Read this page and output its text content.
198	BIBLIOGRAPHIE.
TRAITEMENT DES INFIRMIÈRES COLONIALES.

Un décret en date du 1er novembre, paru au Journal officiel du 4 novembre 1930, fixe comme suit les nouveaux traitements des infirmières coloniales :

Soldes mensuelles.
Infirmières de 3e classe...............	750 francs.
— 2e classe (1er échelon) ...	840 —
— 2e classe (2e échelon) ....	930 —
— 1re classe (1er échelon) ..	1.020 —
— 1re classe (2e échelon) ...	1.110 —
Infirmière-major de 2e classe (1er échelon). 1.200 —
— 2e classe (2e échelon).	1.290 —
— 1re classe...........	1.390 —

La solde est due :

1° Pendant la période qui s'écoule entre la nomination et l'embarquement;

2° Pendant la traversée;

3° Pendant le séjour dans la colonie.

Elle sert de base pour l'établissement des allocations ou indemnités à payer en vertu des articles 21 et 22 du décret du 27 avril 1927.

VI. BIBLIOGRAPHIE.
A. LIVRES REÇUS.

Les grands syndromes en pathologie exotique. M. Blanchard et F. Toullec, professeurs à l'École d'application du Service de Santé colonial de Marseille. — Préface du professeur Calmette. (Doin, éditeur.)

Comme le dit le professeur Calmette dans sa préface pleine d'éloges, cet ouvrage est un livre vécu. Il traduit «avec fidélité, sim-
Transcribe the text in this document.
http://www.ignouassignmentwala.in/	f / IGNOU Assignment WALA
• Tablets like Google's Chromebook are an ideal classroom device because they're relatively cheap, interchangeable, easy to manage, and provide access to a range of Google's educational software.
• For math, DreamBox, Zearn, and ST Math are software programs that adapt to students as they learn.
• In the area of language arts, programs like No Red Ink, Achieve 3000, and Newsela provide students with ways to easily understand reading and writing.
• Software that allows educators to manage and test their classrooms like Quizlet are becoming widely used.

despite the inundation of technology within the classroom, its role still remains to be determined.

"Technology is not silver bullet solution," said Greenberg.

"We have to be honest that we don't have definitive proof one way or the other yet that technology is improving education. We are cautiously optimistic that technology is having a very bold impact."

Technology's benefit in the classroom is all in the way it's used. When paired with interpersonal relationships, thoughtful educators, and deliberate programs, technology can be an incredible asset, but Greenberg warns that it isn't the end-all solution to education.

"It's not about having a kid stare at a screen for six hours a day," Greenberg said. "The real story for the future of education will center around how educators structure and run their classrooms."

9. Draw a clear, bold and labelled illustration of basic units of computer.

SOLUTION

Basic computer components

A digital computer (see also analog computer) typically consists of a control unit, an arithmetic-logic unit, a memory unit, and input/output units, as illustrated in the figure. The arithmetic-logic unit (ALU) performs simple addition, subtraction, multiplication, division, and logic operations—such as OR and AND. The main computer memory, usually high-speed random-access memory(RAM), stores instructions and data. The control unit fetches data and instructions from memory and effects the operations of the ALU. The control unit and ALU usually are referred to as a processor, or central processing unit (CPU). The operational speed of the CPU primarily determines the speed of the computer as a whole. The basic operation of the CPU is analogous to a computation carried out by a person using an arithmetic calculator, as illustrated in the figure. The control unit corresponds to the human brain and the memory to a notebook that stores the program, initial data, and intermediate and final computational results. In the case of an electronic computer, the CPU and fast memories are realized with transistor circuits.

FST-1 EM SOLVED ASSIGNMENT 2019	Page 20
----------
■ Exercise ■
Retype the data in full and match it exactly.

■ Result ■
Read this page and output its text content.
198	BIBLIOGRAPHIE.
TRAITEMENT DES INFIRMIÈRES COLONIALES.

Un décret en date du 1er novembre, paru au Journal officiel du 4 novembre 1930, fixe comme suit les nouveaux traitements des infirmières coloniales :

Soldes mensuelles.
Infirmières de 3e classe...............	750 francs.
— 2e classe (1er échelon) ...	840 —
— 2e classe (2e échelon) ....	930 —
— 1re classe (1er échelon) ..	1.020 —
— 1re classe (2e échelon) ...	1.110 —
Infirmière-major de 2e classe (1er échelon). 1.200 —
— 2e classe (2e échelon).	1.290 —
— 1re classe...........	1.390 —

La solde est due :

1° Pendant la période qui s'écoule entre la nomination et l'embarquement;

2° Pendant la traversée;

3° Pendant le séjour dans la colonie.

Elle sert de base pour l'établissement des allocations ou indemnités à payer en vertu des articles 21 et 22 du décret du 27 avril 1927.

VI. BIBLIOGRAPHIE.
A. LIVRES REÇUS.

Les grands syndromes en pathologie exotique. M. Blanchard et F. Toullec, professeurs à l'École d'application du Service de Santé colonial de Marseille. — Préface du professeur Calmette. (Doin, éditeur.)

Comme le dit le professeur Calmette dans sa préface pleine d'éloges, cet ouvrage est un livre vécu. Il traduit «avec fidélité, sim-
Transcribe the text in this document.
http://www.ignouassignmentwala.in/	f / IGNOU Assignment WALA
• Tablets like Google's Chromebook are an ideal classroom device because they're relatively cheap, interchangeable, easy to manage, and provide access to a range of Google's educational software.
• For math, DreamBox, Zearn, and ST Math are software programs that adapt to students as they learn.
• In the area of language arts, programs like No Red Ink, Achieve 3000, and Newsela provide students with ways to easily understand reading and writing.
• Software that allows educators to manage and test their classrooms like Quizlet are becoming widely used.

despite the inundation of technology within the classroom, its role still remains to be determined.

"Technology is not silver bullet solution," said Greenberg.

"We have to be honest that we don't have definitive proof one way or the other yet that technology is improving education. We are cautiously optimistic that technology is having a very bold impact."

Technology's benefit in the classroom is all in the way it's used. When paired with interpersonal relationships, thoughtful educators, and deliberate programs, technology can be an incredible asset, but Greenberg warns that it isn't the end-all solution to education.

"It's not about having a kid stare at a screen for six hours a day," Greenberg said. "The real story for the future of education will center around how educators structure and run their classrooms."

9. Draw a clear, bold and labelled illustration of basic units of computer.

SOLUTION

Basic computer components

A digital computer (see also analog computer) typically consists of a control unit, an arithmetic-logic unit, a memory unit, and input/output units, as illustrated in the figure. The arithmetic-logic unit (ALU) performs simple addition, subtraction, multiplication, division, and logic operations—such as OR and AND. The main computer memory, usually high-speed random-access memory(RAM), stores instructions and data. The control unit fetches data and instructions from memory and effects the operations of the ALU. The control unit and ALU usually are referred to as a processor, or central processing unit (CPU). The operational speed of the CPU primarily determines the speed of the computer as a whole. The basic operation of the CPU is analogous to a computation carried out by a person using an arithmetic calculator, as illustrated in the figure. The control unit corresponds to the human brain and the memory to a notebook that stores the program, initial data, and intermediate and final computational results. In the case of an electronic computer, the CPU and fast memories are realized with transistor circuits.

FST-1 EM SOLVED ASSIGNMENT 2019	Page 20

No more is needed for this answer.